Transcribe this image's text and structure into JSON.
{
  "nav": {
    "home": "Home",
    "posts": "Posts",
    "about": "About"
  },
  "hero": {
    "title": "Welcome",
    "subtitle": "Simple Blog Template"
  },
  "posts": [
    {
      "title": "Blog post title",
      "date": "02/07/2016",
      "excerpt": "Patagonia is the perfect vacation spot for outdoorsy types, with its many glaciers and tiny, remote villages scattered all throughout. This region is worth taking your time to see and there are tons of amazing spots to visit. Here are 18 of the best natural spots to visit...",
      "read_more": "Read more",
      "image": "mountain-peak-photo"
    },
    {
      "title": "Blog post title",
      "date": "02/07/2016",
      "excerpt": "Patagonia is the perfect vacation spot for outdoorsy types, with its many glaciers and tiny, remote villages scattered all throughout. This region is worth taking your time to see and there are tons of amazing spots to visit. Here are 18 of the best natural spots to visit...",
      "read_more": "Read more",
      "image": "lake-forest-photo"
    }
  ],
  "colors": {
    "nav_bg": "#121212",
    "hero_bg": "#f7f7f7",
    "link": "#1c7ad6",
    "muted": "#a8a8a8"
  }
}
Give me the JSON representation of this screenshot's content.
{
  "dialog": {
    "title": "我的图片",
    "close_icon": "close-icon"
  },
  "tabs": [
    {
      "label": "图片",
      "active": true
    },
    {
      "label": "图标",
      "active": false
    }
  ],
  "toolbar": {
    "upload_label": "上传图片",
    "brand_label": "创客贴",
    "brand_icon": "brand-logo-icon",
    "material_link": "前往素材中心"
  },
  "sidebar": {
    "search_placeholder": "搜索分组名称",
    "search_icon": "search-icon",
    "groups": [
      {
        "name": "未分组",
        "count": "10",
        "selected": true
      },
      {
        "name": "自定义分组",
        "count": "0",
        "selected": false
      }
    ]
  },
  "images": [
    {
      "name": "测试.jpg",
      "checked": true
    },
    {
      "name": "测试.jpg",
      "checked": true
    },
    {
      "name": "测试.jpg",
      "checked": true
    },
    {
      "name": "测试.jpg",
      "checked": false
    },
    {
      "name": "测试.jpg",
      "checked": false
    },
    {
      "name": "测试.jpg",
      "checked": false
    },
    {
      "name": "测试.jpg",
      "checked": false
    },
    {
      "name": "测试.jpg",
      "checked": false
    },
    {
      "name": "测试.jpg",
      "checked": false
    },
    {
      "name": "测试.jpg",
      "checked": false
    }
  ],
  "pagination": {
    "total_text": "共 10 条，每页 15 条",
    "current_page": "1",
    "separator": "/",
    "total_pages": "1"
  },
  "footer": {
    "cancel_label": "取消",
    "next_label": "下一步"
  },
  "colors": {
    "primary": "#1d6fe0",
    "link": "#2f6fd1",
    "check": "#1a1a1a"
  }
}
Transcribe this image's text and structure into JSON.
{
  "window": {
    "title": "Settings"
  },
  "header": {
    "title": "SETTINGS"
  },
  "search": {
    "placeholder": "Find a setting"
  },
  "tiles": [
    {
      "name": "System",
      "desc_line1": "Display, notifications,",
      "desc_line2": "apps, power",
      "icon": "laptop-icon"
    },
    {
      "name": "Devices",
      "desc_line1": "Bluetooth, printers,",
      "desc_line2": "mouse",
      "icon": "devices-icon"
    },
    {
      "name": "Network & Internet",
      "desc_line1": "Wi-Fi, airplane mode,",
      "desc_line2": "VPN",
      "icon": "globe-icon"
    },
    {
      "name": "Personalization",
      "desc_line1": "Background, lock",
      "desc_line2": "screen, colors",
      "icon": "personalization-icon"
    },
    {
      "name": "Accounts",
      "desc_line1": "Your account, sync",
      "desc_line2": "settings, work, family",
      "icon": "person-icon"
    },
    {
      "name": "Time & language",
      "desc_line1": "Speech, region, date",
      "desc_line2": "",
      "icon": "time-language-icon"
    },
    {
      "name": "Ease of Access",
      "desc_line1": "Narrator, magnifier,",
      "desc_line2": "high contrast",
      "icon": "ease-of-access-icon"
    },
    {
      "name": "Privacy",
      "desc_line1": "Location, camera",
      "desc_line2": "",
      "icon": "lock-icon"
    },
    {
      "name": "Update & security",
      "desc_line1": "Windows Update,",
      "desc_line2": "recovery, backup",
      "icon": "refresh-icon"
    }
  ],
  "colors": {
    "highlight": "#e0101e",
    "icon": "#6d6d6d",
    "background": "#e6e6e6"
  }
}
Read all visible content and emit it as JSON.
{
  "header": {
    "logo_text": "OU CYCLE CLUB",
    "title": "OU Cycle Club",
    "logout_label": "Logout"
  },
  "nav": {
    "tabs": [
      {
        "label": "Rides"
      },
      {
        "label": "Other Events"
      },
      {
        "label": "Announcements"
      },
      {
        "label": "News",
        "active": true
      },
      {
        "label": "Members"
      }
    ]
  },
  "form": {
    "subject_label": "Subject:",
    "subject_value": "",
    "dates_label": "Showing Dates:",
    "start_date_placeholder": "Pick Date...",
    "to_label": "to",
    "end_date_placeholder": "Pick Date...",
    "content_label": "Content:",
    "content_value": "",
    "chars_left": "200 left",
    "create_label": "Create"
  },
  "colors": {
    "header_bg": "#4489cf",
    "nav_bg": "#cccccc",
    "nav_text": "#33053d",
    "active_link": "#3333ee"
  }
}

----------------

WRITTEN INSTRUCTION
Copy all lines of the material above where the string "lock" occurs.

REPLY TO THE EXERCISE
      "desc_line1": "Background, lock",
      "icon": "lock-icon"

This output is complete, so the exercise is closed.